— Start of RECORDS FOR THE TASK —

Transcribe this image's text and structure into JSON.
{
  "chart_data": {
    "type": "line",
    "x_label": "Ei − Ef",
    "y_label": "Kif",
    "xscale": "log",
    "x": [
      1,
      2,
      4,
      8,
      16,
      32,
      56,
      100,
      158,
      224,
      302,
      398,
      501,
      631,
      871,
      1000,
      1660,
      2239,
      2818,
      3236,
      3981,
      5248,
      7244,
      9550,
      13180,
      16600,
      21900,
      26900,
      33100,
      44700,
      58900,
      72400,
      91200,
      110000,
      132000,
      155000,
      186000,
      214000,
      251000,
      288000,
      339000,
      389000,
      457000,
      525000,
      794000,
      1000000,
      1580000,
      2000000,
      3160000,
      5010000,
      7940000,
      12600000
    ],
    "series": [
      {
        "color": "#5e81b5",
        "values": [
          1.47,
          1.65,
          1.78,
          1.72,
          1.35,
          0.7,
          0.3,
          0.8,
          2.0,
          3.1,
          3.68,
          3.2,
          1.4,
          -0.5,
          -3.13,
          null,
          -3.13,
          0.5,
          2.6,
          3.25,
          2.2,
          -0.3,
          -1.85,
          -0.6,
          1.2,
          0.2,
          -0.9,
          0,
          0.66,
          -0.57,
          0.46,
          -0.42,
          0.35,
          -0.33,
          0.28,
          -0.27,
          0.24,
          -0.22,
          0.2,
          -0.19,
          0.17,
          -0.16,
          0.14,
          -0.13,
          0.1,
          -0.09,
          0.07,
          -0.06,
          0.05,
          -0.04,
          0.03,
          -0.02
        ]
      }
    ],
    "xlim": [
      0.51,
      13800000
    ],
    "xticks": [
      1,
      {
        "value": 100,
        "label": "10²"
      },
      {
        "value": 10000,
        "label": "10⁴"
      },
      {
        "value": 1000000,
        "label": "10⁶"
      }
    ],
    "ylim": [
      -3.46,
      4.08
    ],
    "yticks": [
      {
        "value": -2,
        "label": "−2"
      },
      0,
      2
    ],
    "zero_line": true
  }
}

— End of RECORDS FOR THE TASK —

- DIRECTIVE -
Write out every line of the records exactly.

- EXPECTED OUTPUT -
Transcribe this image's text and structure into JSON.
{
  "chart_data": {
    "type": "line",
    "x_label": "Ei − Ef",
    "y_label": "Kif",
    "xscale": "log",
    "x": [
      1,
      2,
      4,
      8,
      16,
      32,
      56,
      100,
      158,
      224,
      302,
      398,
      501,
      631,
      871,
      1000,
      1660,
      2239,
      2818,
      3236,
      3981,
      5248,
      7244,
      9550,
      13180,
      16600,
      21900,
      26900,
      33100,
      44700,
      58900,
      72400,
      91200,
      110000,
      132000,
      155000,
      186000,
      214000,
      251000,
      288000,
      339000,
      389000,
      457000,
      525000,
      794000,
      1000000,
      1580000,
      2000000,
      3160000,
      5010000,
      7940000,
      12600000
    ],
    "series": [
      {
        "color": "#5e81b5",
        "values": [
          1.47,
          1.65,
          1.78,
          1.72,
          1.35,
          0.7,
          0.3,
          0.8,
          2.0,
          3.1,
          3.68,
          3.2,
          1.4,
          -0.5,
          -3.13,
          null,
          -3.13,
          0.5,
          2.6,
          3.25,
          2.2,
          -0.3,
          -1.85,
          -0.6,
          1.2,
          0.2,
          -0.9,
          0,
          0.66,
          -0.57,
          0.46,
          -0.42,
          0.35,
          -0.33,
          0.28,
          -0.27,
          0.24,
          -0.22,
          0.2,
          -0.19,
          0.17,
          -0.16,
          0.14,
          -0.13,
          0.1,
          -0.09,
          0.07,
          -0.06,
          0.05,
          -0.04,
          0.03,
          -0.02
        ]
      }
    ],
    "xlim": [
      0.51,
      13800000
    ],
    "xticks": [
      1,
      {
        "value": 100,
        "label": "10²"
      },
      {
        "value": 10000,
        "label": "10⁴"
      },
      {
        "value": 1000000,
        "label": "10⁶"
      }
    ],
    "ylim": [
      -3.46,
      4.08
    ],
    "yticks": [
      {
        "value": -2,
        "label": "−2"
      },
      0,
      2
    ],
    "zero_line": true
  }
}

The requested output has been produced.